### What is asked
Return the listing below in full, with every line exactly as it is.

### Given information
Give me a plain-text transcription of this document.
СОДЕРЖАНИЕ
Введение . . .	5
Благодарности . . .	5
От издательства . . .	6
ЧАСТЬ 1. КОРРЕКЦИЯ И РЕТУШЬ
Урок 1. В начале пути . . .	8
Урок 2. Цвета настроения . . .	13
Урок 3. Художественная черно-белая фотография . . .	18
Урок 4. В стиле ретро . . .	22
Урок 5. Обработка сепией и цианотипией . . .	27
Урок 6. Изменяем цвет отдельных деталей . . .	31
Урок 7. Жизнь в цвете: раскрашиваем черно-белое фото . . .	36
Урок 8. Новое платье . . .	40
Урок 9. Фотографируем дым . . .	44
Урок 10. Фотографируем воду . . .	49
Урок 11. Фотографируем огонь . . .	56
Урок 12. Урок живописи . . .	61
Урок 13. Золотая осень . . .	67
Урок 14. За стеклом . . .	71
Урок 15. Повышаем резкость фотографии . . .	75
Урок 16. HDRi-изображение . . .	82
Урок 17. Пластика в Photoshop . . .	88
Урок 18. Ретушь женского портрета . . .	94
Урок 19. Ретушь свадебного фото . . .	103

### Final result
Give me a plain-text transcription of this document.
СОДЕРЖАНИЕ
Введение . . .	5
Благодарности . . .	5
От издательства . . .	6
ЧАСТЬ 1. КОРРЕКЦИЯ И РЕТУШЬ
Урок 1. В начале пути . . .	8
Урок 2. Цвета настроения . . .	13
Урок 3. Художественная черно-белая фотография . . .	18
Урок 4. В стиле ретро . . .	22
Урок 5. Обработка сепией и цианотипией . . .	27
Урок 6. Изменяем цвет отдельных деталей . . .	31
Урок 7. Жизнь в цвете: раскрашиваем черно-белое фото . . .	36
Урок 8. Новое платье . . .	40
Урок 9. Фотографируем дым . . .	44
Урок 10. Фотографируем воду . . .	49
Урок 11. Фотографируем огонь . . .	56
Урок 12. Урок живописи . . .	61
Урок 13. Золотая осень . . .	67
Урок 14. За стеклом . . .	71
Урок 15. Повышаем резкость фотографии . . .	75
Урок 16. HDRi-изображение . . .	82
Урок 17. Пластика в Photoshop . . .	88
Урок 18. Ретушь женского портрета . . .	94
Урок 19. Ретушь свадебного фото . . .	103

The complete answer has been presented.